═══ MATERIAL SHOWN ═══

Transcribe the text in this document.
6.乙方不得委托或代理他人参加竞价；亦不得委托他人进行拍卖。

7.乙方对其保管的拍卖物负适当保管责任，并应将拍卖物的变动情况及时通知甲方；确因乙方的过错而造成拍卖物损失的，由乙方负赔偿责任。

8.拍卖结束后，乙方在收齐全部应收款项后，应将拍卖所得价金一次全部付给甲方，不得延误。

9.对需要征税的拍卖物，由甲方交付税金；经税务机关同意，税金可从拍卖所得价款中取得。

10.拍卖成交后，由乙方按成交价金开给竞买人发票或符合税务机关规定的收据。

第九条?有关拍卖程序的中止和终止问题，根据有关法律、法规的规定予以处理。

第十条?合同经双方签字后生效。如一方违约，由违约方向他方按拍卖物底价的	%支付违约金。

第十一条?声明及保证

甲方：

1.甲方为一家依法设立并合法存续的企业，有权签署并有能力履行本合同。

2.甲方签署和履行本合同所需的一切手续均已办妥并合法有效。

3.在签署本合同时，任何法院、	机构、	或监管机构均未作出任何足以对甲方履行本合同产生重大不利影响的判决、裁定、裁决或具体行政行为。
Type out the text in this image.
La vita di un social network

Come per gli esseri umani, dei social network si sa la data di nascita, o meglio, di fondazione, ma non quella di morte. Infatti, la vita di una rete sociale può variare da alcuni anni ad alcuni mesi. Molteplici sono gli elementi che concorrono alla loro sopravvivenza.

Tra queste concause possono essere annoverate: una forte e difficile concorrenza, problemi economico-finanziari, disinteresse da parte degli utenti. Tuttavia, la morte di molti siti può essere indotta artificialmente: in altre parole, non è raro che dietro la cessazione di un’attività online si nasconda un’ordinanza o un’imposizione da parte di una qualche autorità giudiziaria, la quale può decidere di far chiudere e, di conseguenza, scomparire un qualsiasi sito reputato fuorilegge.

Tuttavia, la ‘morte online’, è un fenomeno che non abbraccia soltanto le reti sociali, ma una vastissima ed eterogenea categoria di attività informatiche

═══

GIVEN EXERCISE :: Find every line that has "text" in it, then return those lines.

ANSWER ::
Transcribe the text in this document.
Type out the text in this image.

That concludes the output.